**WORKING DATA**

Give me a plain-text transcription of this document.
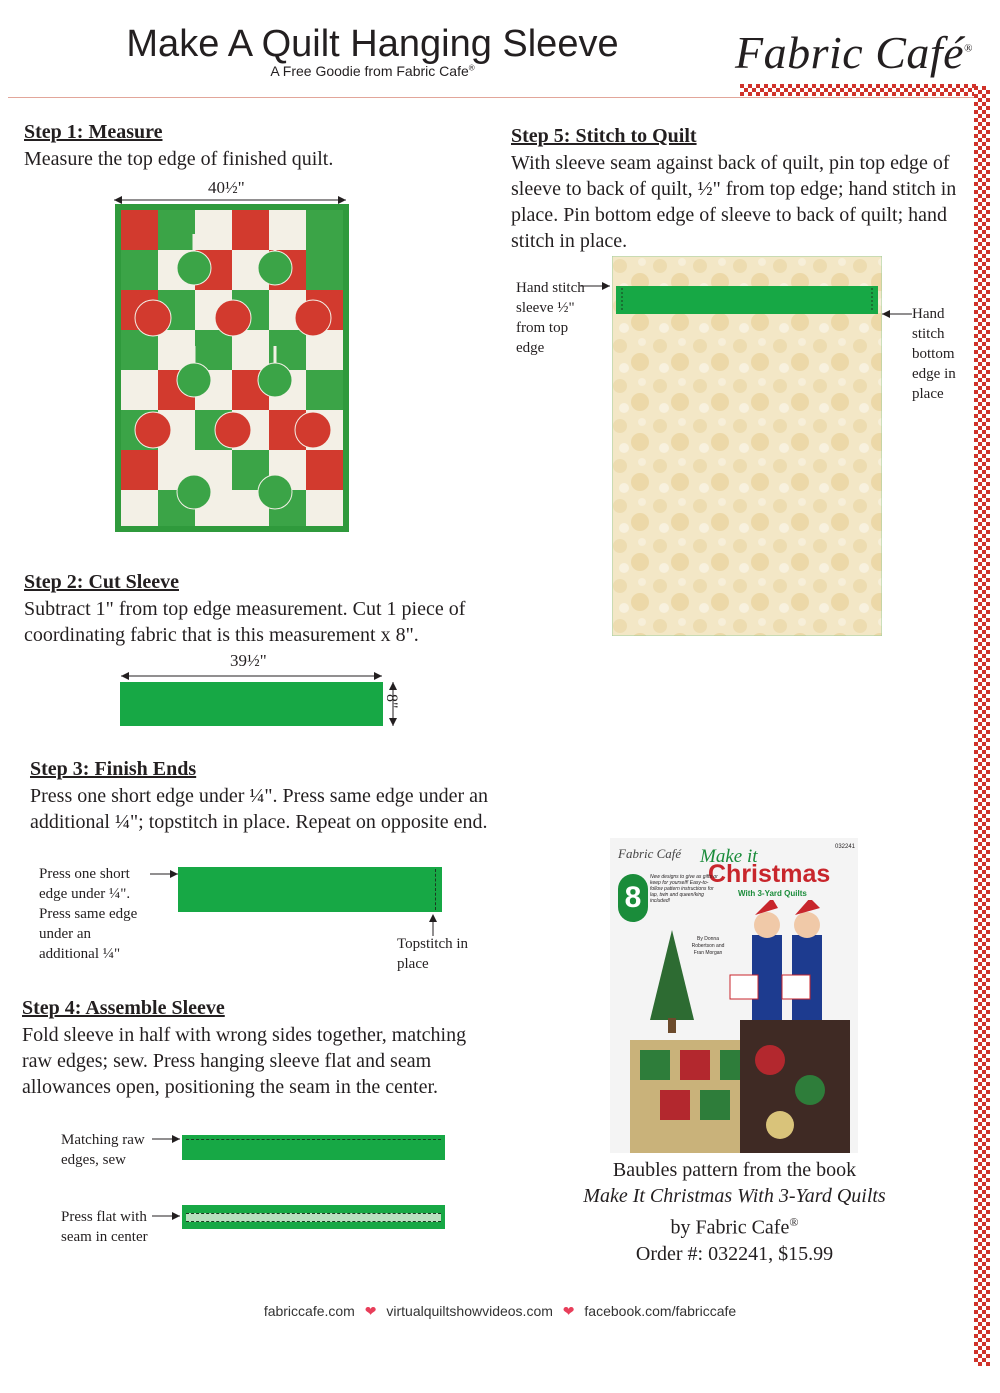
Make A Quilt Hanging Sleeve
A Free Goodie from Fabric Cafe®	Fabric Café®
Step 1: Measure

Measure the top edge of finished quilt.

40½"
Step 2: Cut Sleeve

Subtract 1" from top edge measurement. Cut 1 piece of coordinating fabric that is this measurement x 8".

39½"
8"
Step 3: Finish Ends

Press one short edge under ¼". Press same edge under an additional ¼"; topstitch in place. Repeat on opposite end.

Press one short edge under ¼". Press same edge under an additional ¼"
Topstitch in place
Step 4: Assemble Sleeve

Fold sleeve in half with wrong sides together, matching raw edges; sew. Press hanging sleeve flat and seam allowances open, positioning the seam in the center.

Matching raw edges, sew
Press flat with seam in center
Step 5: Stitch to Quilt

With sleeve seam against back of quilt, pin top edge of sleeve to back of quilt, ½" from top edge; hand stitch in place. Pin bottom edge of sleeve to back of quilt; hand stitch in place.

Hand stitch sleeve ½" from top edge
Hand stitch bottom edge in place
Fabric Café	032241
Make it
Christmas
With 3-Yard Quilts
8
New designs to give as gifts or keep for yourself! Easy-to-follow pattern instructions for lap, twin and queen/king included!
By Donna Robertson and Fran Morgan
Baubles pattern from the book
Make It Christmas With 3-Yard Quilts
by Fabric Cafe®
Order #: 032241, $15.99
fabriccafe.com ❤ virtualquiltshowvideos.com ❤ facebook.com/fabriccafe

**WHAT THE TASK REQUIRES**
Pictures stay out; reproduce every line of the records exactly.

**EXPECTED OUTPUT**
Give me a plain-text transcription of this document.
Make A Quilt Hanging Sleeve
A Free Goodie from Fabric Cafe®	Fabric Café®
Step 1: Measure

Measure the top edge of finished quilt.

40½"
Step 2: Cut Sleeve

Subtract 1" from top edge measurement. Cut 1 piece of coordinating fabric that is this measurement x 8".

39½"
8"
Step 3: Finish Ends

Press one short edge under ¼". Press same edge under an additional ¼"; topstitch in place. Repeat on opposite end.

Press one short edge under ¼". Press same edge under an additional ¼"
Topstitch in place
Step 4: Assemble Sleeve

Fold sleeve in half with wrong sides together, matching raw edges; sew. Press hanging sleeve flat and seam allowances open, positioning the seam in the center.

Matching raw edges, sew
Press flat with seam in center
Step 5: Stitch to Quilt

With sleeve seam against back of quilt, pin top edge of sleeve to back of quilt, ½" from top edge; hand stitch in place. Pin bottom edge of sleeve to back of quilt; hand stitch in place.

Hand stitch sleeve ½" from top edge
Hand stitch bottom edge in place
Fabric Café	032241
Make it
Christmas
With 3-Yard Quilts
8
New designs to give as gifts or keep for yourself! Easy-to-follow pattern instructions for lap, twin and queen/king included!
By Donna Robertson and Fran Morgan
Baubles pattern from the book
Make It Christmas With 3-Yard Quilts
by Fabric Cafe®
Order #: 032241, $15.99
fabriccafe.com ❤ virtualquiltshowvideos.com ❤ facebook.com/fabriccafe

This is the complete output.